» Objective
The records below are to be repeated in full, exactly as they are.

» Recorded information
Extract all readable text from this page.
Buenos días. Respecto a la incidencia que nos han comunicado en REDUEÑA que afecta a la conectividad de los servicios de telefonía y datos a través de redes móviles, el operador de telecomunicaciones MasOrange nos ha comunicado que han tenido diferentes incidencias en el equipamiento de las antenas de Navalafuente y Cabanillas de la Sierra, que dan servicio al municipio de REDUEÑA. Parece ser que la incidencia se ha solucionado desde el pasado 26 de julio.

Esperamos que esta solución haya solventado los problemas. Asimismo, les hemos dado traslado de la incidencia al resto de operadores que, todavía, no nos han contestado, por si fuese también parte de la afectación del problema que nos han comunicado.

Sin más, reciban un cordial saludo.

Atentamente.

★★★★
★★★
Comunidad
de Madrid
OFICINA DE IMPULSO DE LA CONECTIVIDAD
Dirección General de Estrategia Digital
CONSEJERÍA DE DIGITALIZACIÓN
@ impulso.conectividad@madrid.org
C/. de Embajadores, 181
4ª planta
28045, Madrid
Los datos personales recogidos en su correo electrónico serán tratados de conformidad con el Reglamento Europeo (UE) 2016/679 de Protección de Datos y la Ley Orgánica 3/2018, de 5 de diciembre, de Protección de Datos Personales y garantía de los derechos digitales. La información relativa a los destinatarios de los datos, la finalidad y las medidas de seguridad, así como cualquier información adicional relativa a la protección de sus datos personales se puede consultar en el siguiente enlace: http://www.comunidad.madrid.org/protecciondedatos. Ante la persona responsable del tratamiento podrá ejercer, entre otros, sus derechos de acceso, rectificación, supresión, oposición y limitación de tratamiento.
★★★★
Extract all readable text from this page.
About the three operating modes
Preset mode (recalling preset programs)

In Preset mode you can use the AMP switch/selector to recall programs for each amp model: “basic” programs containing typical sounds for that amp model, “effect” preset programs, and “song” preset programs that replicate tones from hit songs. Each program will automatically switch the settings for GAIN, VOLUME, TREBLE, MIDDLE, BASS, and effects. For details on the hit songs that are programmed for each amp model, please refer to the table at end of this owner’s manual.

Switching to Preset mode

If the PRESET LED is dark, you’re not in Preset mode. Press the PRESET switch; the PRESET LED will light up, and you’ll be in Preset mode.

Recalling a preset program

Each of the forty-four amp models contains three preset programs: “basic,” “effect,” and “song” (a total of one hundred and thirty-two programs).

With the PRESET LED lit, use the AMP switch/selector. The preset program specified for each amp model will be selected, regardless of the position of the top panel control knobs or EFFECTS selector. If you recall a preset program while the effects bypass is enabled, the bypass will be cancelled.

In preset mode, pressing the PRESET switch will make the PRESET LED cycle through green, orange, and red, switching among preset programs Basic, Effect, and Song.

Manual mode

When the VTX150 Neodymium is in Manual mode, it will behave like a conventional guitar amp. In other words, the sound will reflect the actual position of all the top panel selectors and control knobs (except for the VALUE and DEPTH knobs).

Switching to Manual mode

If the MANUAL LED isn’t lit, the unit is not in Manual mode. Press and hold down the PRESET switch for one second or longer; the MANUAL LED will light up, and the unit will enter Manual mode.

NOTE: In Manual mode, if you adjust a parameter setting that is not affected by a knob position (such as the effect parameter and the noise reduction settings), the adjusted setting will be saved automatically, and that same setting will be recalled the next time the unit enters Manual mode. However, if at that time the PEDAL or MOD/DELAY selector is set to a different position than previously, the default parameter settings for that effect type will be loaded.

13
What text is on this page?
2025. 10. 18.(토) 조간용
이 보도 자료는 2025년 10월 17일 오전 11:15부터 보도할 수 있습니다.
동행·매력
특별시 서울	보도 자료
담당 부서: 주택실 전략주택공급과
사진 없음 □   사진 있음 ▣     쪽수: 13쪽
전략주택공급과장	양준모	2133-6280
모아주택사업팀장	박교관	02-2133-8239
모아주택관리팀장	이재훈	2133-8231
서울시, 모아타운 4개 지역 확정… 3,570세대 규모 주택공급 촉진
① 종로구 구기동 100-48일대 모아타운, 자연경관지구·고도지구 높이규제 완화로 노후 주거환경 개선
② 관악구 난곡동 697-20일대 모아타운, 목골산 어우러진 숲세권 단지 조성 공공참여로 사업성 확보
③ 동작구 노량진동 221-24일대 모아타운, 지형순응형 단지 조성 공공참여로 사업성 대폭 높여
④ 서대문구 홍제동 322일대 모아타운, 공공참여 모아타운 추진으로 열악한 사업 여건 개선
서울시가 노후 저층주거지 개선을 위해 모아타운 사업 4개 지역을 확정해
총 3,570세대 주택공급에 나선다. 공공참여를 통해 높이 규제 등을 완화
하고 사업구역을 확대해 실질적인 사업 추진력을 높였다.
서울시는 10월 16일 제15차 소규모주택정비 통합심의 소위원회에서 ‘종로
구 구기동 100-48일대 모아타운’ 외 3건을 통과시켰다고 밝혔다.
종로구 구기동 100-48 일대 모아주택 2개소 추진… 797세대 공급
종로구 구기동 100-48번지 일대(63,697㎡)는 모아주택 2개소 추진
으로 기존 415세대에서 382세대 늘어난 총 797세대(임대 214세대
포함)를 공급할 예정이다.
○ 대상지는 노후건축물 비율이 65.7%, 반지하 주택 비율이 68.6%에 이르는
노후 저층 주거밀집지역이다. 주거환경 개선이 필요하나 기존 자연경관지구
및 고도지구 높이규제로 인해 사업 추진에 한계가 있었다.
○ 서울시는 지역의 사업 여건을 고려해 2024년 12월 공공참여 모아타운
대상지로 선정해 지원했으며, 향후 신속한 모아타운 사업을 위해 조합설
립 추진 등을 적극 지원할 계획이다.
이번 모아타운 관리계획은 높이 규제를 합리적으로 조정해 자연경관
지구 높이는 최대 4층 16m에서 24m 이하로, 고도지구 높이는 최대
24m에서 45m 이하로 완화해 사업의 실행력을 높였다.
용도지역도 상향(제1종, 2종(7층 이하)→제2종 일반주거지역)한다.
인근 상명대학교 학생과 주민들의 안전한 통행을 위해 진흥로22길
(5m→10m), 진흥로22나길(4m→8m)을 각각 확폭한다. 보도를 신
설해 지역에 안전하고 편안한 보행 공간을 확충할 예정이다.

» Finished exercise
Extract all readable text from this page.
Buenos días. Respecto a la incidencia que nos han comunicado en REDUEÑA que afecta a la conectividad de los servicios de telefonía y datos a través de redes móviles, el operador de telecomunicaciones MasOrange nos ha comunicado que han tenido diferentes incidencias en el equipamiento de las antenas de Navalafuente y Cabanillas de la Sierra, que dan servicio al municipio de REDUEÑA. Parece ser que la incidencia se ha solucionado desde el pasado 26 de julio.

Esperamos que esta solución haya solventado los problemas. Asimismo, les hemos dado traslado de la incidencia al resto de operadores que, todavía, no nos han contestado, por si fuese también parte de la afectación del problema que nos han comunicado.

Sin más, reciban un cordial saludo.

Atentamente.

★★★★
★★★
Comunidad
de Madrid
OFICINA DE IMPULSO DE LA CONECTIVIDAD
Dirección General de Estrategia Digital
CONSEJERÍA DE DIGITALIZACIÓN
@ impulso.conectividad@madrid.org
C/. de Embajadores, 181
4ª planta
28045, Madrid
Los datos personales recogidos en su correo electrónico serán tratados de conformidad con el Reglamento Europeo (UE) 2016/679 de Protección de Datos y la Ley Orgánica 3/2018, de 5 de diciembre, de Protección de Datos Personales y garantía de los derechos digitales. La información relativa a los destinatarios de los datos, la finalidad y las medidas de seguridad, así como cualquier información adicional relativa a la protección de sus datos personales se puede consultar en el siguiente enlace: http://www.comunidad.madrid.org/protecciondedatos. Ante la persona responsable del tratamiento podrá ejercer, entre otros, sus derechos de acceso, rectificación, supresión, oposición y limitación de tratamiento.
★★★★
Extract all readable text from this page.
About the three operating modes
Preset mode (recalling preset programs)

In Preset mode you can use the AMP switch/selector to recall programs for each amp model: “basic” programs containing typical sounds for that amp model, “effect” preset programs, and “song” preset programs that replicate tones from hit songs. Each program will automatically switch the settings for GAIN, VOLUME, TREBLE, MIDDLE, BASS, and effects. For details on the hit songs that are programmed for each amp model, please refer to the table at end of this owner’s manual.

Switching to Preset mode

If the PRESET LED is dark, you’re not in Preset mode. Press the PRESET switch; the PRESET LED will light up, and you’ll be in Preset mode.

Recalling a preset program

Each of the forty-four amp models contains three preset programs: “basic,” “effect,” and “song” (a total of one hundred and thirty-two programs).

With the PRESET LED lit, use the AMP switch/selector. The preset program specified for each amp model will be selected, regardless of the position of the top panel control knobs or EFFECTS selector. If you recall a preset program while the effects bypass is enabled, the bypass will be cancelled.

In preset mode, pressing the PRESET switch will make the PRESET LED cycle through green, orange, and red, switching among preset programs Basic, Effect, and Song.

Manual mode

When the VTX150 Neodymium is in Manual mode, it will behave like a conventional guitar amp. In other words, the sound will reflect the actual position of all the top panel selectors and control knobs (except for the VALUE and DEPTH knobs).

Switching to Manual mode

If the MANUAL LED isn’t lit, the unit is not in Manual mode. Press and hold down the PRESET switch for one second or longer; the MANUAL LED will light up, and the unit will enter Manual mode.

NOTE: In Manual mode, if you adjust a parameter setting that is not affected by a knob position (such as the effect parameter and the noise reduction settings), the adjusted setting will be saved automatically, and that same setting will be recalled the next time the unit enters Manual mode. However, if at that time the PEDAL or MOD/DELAY selector is set to a different position than previously, the default parameter settings for that effect type will be loaded.

13
What text is on this page?
2025. 10. 18.(토) 조간용
이 보도 자료는 2025년 10월 17일 오전 11:15부터 보도할 수 있습니다.
동행·매력
특별시 서울	보도 자료
담당 부서: 주택실 전략주택공급과
사진 없음 □   사진 있음 ▣     쪽수: 13쪽
전략주택공급과장	양준모	2133-6280
모아주택사업팀장	박교관	02-2133-8239
모아주택관리팀장	이재훈	2133-8231
서울시, 모아타운 4개 지역 확정… 3,570세대 규모 주택공급 촉진
① 종로구 구기동 100-48일대 모아타운, 자연경관지구·고도지구 높이규제 완화로 노후 주거환경 개선
② 관악구 난곡동 697-20일대 모아타운, 목골산 어우러진 숲세권 단지 조성 공공참여로 사업성 확보
③ 동작구 노량진동 221-24일대 모아타운, 지형순응형 단지 조성 공공참여로 사업성 대폭 높여
④ 서대문구 홍제동 322일대 모아타운, 공공참여 모아타운 추진으로 열악한 사업 여건 개선
서울시가 노후 저층주거지 개선을 위해 모아타운 사업 4개 지역을 확정해
총 3,570세대 주택공급에 나선다. 공공참여를 통해 높이 규제 등을 완화
하고 사업구역을 확대해 실질적인 사업 추진력을 높였다.
서울시는 10월 16일 제15차 소규모주택정비 통합심의 소위원회에서 ‘종로
구 구기동 100-48일대 모아타운’ 외 3건을 통과시켰다고 밝혔다.
종로구 구기동 100-48 일대 모아주택 2개소 추진… 797세대 공급
종로구 구기동 100-48번지 일대(63,697㎡)는 모아주택 2개소 추진
으로 기존 415세대에서 382세대 늘어난 총 797세대(임대 214세대
포함)를 공급할 예정이다.
○ 대상지는 노후건축물 비율이 65.7%, 반지하 주택 비율이 68.6%에 이르는
노후 저층 주거밀집지역이다. 주거환경 개선이 필요하나 기존 자연경관지구
및 고도지구 높이규제로 인해 사업 추진에 한계가 있었다.
○ 서울시는 지역의 사업 여건을 고려해 2024년 12월 공공참여 모아타운
대상지로 선정해 지원했으며, 향후 신속한 모아타운 사업을 위해 조합설
립 추진 등을 적극 지원할 계획이다.
이번 모아타운 관리계획은 높이 규제를 합리적으로 조정해 자연경관
지구 높이는 최대 4층 16m에서 24m 이하로, 고도지구 높이는 최대
24m에서 45m 이하로 완화해 사업의 실행력을 높였다.
용도지역도 상향(제1종, 2종(7층 이하)→제2종 일반주거지역)한다.
인근 상명대학교 학생과 주민들의 안전한 통행을 위해 진흥로22길
(5m→10m), 진흥로22나길(4m→8m)을 각각 확폭한다. 보도를 신
설해 지역에 안전하고 편안한 보행 공간을 확충할 예정이다.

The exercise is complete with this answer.